— Start SUPPLIED MATERIAL —

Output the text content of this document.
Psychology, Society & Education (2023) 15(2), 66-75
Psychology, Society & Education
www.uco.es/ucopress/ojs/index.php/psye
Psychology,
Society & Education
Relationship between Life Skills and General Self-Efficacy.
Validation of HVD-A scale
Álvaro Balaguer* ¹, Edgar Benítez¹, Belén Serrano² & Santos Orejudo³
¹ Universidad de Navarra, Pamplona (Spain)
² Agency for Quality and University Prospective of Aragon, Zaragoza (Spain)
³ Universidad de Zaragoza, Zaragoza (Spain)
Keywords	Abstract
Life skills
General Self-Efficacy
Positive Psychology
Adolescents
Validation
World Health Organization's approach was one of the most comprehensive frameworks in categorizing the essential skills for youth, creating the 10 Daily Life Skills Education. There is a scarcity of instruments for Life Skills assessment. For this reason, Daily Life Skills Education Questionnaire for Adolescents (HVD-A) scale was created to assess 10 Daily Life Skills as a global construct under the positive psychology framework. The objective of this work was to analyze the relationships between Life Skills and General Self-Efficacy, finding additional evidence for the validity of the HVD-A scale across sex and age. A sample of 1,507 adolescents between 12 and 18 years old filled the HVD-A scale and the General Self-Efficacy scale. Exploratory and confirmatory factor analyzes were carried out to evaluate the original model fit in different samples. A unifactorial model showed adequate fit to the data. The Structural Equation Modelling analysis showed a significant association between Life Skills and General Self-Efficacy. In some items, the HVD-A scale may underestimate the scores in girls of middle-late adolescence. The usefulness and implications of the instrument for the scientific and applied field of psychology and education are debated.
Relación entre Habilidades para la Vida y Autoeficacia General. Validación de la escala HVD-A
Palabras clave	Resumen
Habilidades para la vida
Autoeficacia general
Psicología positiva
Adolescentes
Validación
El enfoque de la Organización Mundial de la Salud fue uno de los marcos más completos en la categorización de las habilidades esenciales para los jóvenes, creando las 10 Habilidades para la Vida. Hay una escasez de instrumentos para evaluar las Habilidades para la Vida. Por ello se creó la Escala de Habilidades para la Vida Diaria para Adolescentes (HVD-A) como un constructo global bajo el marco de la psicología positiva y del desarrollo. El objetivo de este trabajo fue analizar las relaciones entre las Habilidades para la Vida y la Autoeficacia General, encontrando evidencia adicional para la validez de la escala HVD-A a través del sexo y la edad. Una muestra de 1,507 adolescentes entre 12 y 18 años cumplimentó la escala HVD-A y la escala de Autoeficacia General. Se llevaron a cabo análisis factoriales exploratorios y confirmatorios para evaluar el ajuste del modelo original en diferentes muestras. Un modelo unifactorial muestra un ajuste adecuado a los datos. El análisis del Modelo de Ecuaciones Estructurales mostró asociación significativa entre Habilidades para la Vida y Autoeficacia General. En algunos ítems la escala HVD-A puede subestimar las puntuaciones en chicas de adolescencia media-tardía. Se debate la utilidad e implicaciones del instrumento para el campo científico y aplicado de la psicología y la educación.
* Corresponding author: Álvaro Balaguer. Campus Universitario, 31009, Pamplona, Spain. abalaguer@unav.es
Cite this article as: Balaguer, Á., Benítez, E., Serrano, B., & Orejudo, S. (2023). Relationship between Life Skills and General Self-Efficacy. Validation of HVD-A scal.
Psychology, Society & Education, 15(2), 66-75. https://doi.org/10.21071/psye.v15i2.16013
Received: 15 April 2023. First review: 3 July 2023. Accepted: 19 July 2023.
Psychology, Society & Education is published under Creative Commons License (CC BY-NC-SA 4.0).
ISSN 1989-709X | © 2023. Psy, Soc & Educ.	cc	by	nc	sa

— End SUPPLIED MATERIAL —

TASK INSTRUCTIONS → Copy every line of the material, please, keeping it exactly the same.

RESULT OF THIS TASK →
Output the text content of this document.
Psychology, Society & Education (2023) 15(2), 66-75
Psychology, Society & Education
www.uco.es/ucopress/ojs/index.php/psye
Psychology,
Society & Education
Relationship between Life Skills and General Self-Efficacy.
Validation of HVD-A scale
Álvaro Balaguer* ¹, Edgar Benítez¹, Belén Serrano² & Santos Orejudo³
¹ Universidad de Navarra, Pamplona (Spain)
² Agency for Quality and University Prospective of Aragon, Zaragoza (Spain)
³ Universidad de Zaragoza, Zaragoza (Spain)
Keywords	Abstract
Life skills
General Self-Efficacy
Positive Psychology
Adolescents
Validation
World Health Organization's approach was one of the most comprehensive frameworks in categorizing the essential skills for youth, creating the 10 Daily Life Skills Education. There is a scarcity of instruments for Life Skills assessment. For this reason, Daily Life Skills Education Questionnaire for Adolescents (HVD-A) scale was created to assess 10 Daily Life Skills as a global construct under the positive psychology framework. The objective of this work was to analyze the relationships between Life Skills and General Self-Efficacy, finding additional evidence for the validity of the HVD-A scale across sex and age. A sample of 1,507 adolescents between 12 and 18 years old filled the HVD-A scale and the General Self-Efficacy scale. Exploratory and confirmatory factor analyzes were carried out to evaluate the original model fit in different samples. A unifactorial model showed adequate fit to the data. The Structural Equation Modelling analysis showed a significant association between Life Skills and General Self-Efficacy. In some items, the HVD-A scale may underestimate the scores in girls of middle-late adolescence. The usefulness and implications of the instrument for the scientific and applied field of psychology and education are debated.
Relación entre Habilidades para la Vida y Autoeficacia General. Validación de la escala HVD-A
Palabras clave	Resumen
Habilidades para la vida
Autoeficacia general
Psicología positiva
Adolescentes
Validación
El enfoque de la Organización Mundial de la Salud fue uno de los marcos más completos en la categorización de las habilidades esenciales para los jóvenes, creando las 10 Habilidades para la Vida. Hay una escasez de instrumentos para evaluar las Habilidades para la Vida. Por ello se creó la Escala de Habilidades para la Vida Diaria para Adolescentes (HVD-A) como un constructo global bajo el marco de la psicología positiva y del desarrollo. El objetivo de este trabajo fue analizar las relaciones entre las Habilidades para la Vida y la Autoeficacia General, encontrando evidencia adicional para la validez de la escala HVD-A a través del sexo y la edad. Una muestra de 1,507 adolescentes entre 12 y 18 años cumplimentó la escala HVD-A y la escala de Autoeficacia General. Se llevaron a cabo análisis factoriales exploratorios y confirmatorios para evaluar el ajuste del modelo original en diferentes muestras. Un modelo unifactorial muestra un ajuste adecuado a los datos. El análisis del Modelo de Ecuaciones Estructurales mostró asociación significativa entre Habilidades para la Vida y Autoeficacia General. En algunos ítems la escala HVD-A puede subestimar las puntuaciones en chicas de adolescencia media-tardía. Se debate la utilidad e implicaciones del instrumento para el campo científico y aplicado de la psicología y la educación.
* Corresponding author: Álvaro Balaguer. Campus Universitario, 31009, Pamplona, Spain. abalaguer@unav.es
Cite this article as: Balaguer, Á., Benítez, E., Serrano, B., & Orejudo, S. (2023). Relationship between Life Skills and General Self-Efficacy. Validation of HVD-A scal.
Psychology, Society & Education, 15(2), 66-75. https://doi.org/10.21071/psye.v15i2.16013
Received: 15 April 2023. First review: 3 July 2023. Accepted: 19 July 2023.
Psychology, Society & Education is published under Creative Commons License (CC BY-NC-SA 4.0).
ISSN 1989-709X | © 2023. Psy, Soc & Educ.	cc	by	nc	sa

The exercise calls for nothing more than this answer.